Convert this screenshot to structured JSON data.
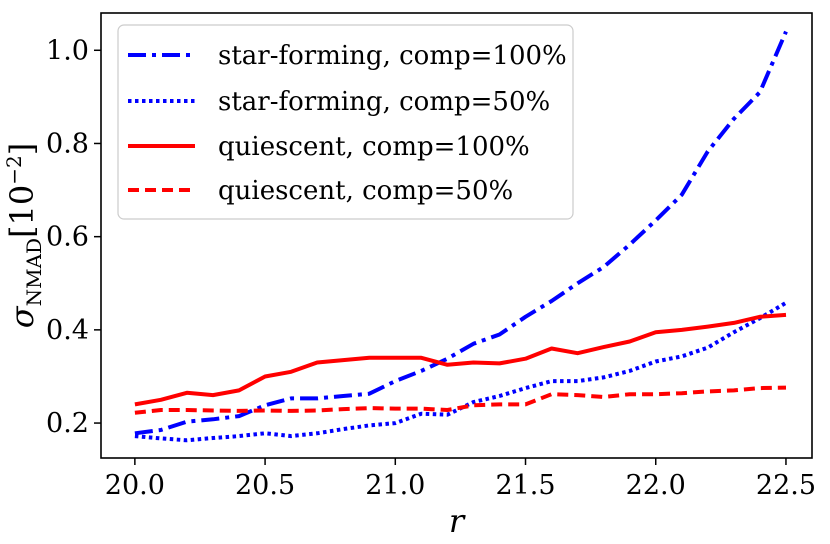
{
  "chart_data": {
    "type": "line",
    "xlabel": "r",
    "ylabel": {
      "symbol": "σ",
      "subscript": "NMAD",
      "unit_open": "[10",
      "unit_exp": "−2",
      "unit_close": "]"
    },
    "xlim": [
      19.87,
      22.6
    ],
    "ylim": [
      0.125,
      1.08
    ],
    "xticks": [
      20.0,
      20.5,
      21.0,
      21.5,
      22.0,
      22.5
    ],
    "xtick_labels": [
      "20.0",
      "20.5",
      "21.0",
      "21.5",
      "22.0",
      "22.5"
    ],
    "yticks": [
      0.2,
      0.4,
      0.6,
      0.8,
      1.0
    ],
    "ytick_labels": [
      "0.2",
      "0.4",
      "0.6",
      "0.8",
      "1.0"
    ],
    "grid": false,
    "legend_position": "top-left",
    "x": [
      20.0,
      20.1,
      20.2,
      20.3,
      20.4,
      20.5,
      20.6,
      20.7,
      20.8,
      20.9,
      21.0,
      21.1,
      21.2,
      21.3,
      21.4,
      21.5,
      21.6,
      21.7,
      21.8,
      21.9,
      22.0,
      22.1,
      22.2,
      22.3,
      22.4,
      22.5
    ],
    "series": [
      {
        "name": "star-forming, comp=100%",
        "color": "#0000ff",
        "style": "dashdot",
        "values": [
          0.178,
          0.185,
          0.203,
          0.208,
          0.215,
          0.238,
          0.253,
          0.253,
          0.258,
          0.263,
          0.29,
          0.312,
          0.338,
          0.37,
          0.39,
          0.428,
          0.462,
          0.5,
          0.535,
          0.583,
          0.635,
          0.69,
          0.783,
          0.853,
          0.91,
          1.04
        ]
      },
      {
        "name": "star-forming, comp=50%",
        "color": "#0000ff",
        "style": "dotted",
        "values": [
          0.172,
          0.167,
          0.163,
          0.168,
          0.172,
          0.178,
          0.172,
          0.178,
          0.187,
          0.195,
          0.2,
          0.22,
          0.218,
          0.245,
          0.258,
          0.275,
          0.29,
          0.29,
          0.298,
          0.312,
          0.332,
          0.343,
          0.362,
          0.395,
          0.425,
          0.458
        ]
      },
      {
        "name": "quiescent, comp=100%",
        "color": "#ff0000",
        "style": "solid",
        "values": [
          0.24,
          0.25,
          0.265,
          0.26,
          0.27,
          0.3,
          0.31,
          0.33,
          0.335,
          0.34,
          0.34,
          0.34,
          0.325,
          0.33,
          0.328,
          0.338,
          0.36,
          0.35,
          0.363,
          0.375,
          0.395,
          0.4,
          0.407,
          0.415,
          0.428,
          0.432
        ]
      },
      {
        "name": "quiescent, comp=50%",
        "color": "#ff0000",
        "style": "dashed",
        "values": [
          0.222,
          0.228,
          0.228,
          0.227,
          0.226,
          0.227,
          0.226,
          0.227,
          0.23,
          0.232,
          0.231,
          0.231,
          0.228,
          0.238,
          0.24,
          0.24,
          0.262,
          0.26,
          0.256,
          0.262,
          0.262,
          0.264,
          0.268,
          0.27,
          0.275,
          0.276
        ]
      }
    ]
  }
}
....
* Work required *
Write out the records above exactly as they appear, leaving out any pictures.

* Reply *
Convert this screenshot to structured JSON data.
{
  "chart_data": {
    "type": "line",
    "xlabel": "r",
    "ylabel": {
      "symbol": "σ",
      "subscript": "NMAD",
      "unit_open": "[10",
      "unit_exp": "−2",
      "unit_close": "]"
    },
    "xlim": [
      19.87,
      22.6
    ],
    "ylim": [
      0.125,
      1.08
    ],
    "xticks": [
      20.0,
      20.5,
      21.0,
      21.5,
      22.0,
      22.5
    ],
    "xtick_labels": [
      "20.0",
      "20.5",
      "21.0",
      "21.5",
      "22.0",
      "22.5"
    ],
    "yticks": [
      0.2,
      0.4,
      0.6,
      0.8,
      1.0
    ],
    "ytick_labels": [
      "0.2",
      "0.4",
      "0.6",
      "0.8",
      "1.0"
    ],
    "grid": false,
    "legend_position": "top-left",
    "x": [
      20.0,
      20.1,
      20.2,
      20.3,
      20.4,
      20.5,
      20.6,
      20.7,
      20.8,
      20.9,
      21.0,
      21.1,
      21.2,
      21.3,
      21.4,
      21.5,
      21.6,
      21.7,
      21.8,
      21.9,
      22.0,
      22.1,
      22.2,
      22.3,
      22.4,
      22.5
    ],
    "series": [
      {
        "name": "star-forming, comp=100%",
        "color": "#0000ff",
        "style": "dashdot",
        "values": [
          0.178,
          0.185,
          0.203,
          0.208,
          0.215,
          0.238,
          0.253,
          0.253,
          0.258,
          0.263,
          0.29,
          0.312,
          0.338,
          0.37,
          0.39,
          0.428,
          0.462,
          0.5,
          0.535,
          0.583,
          0.635,
          0.69,
          0.783,
          0.853,
          0.91,
          1.04
        ]
      },
      {
        "name": "star-forming, comp=50%",
        "color": "#0000ff",
        "style": "dotted",
        "values": [
          0.172,
          0.167,
          0.163,
          0.168,
          0.172,
          0.178,
          0.172,
          0.178,
          0.187,
          0.195,
          0.2,
          0.22,
          0.218,
          0.245,
          0.258,
          0.275,
          0.29,
          0.29,
          0.298,
          0.312,
          0.332,
          0.343,
          0.362,
          0.395,
          0.425,
          0.458
        ]
      },
      {
        "name": "quiescent, comp=100%",
        "color": "#ff0000",
        "style": "solid",
        "values": [
          0.24,
          0.25,
          0.265,
          0.26,
          0.27,
          0.3,
          0.31,
          0.33,
          0.335,
          0.34,
          0.34,
          0.34,
          0.325,
          0.33,
          0.328,
          0.338,
          0.36,
          0.35,
          0.363,
          0.375,
          0.395,
          0.4,
          0.407,
          0.415,
          0.428,
          0.432
        ]
      },
      {
        "name": "quiescent, comp=50%",
        "color": "#ff0000",
        "style": "dashed",
        "values": [
          0.222,
          0.228,
          0.228,
          0.227,
          0.226,
          0.227,
          0.226,
          0.227,
          0.23,
          0.232,
          0.231,
          0.231,
          0.228,
          0.238,
          0.24,
          0.24,
          0.262,
          0.26,
          0.256,
          0.262,
          0.262,
          0.264,
          0.268,
          0.27,
          0.275,
          0.276
        ]
      }
    ]
  }
}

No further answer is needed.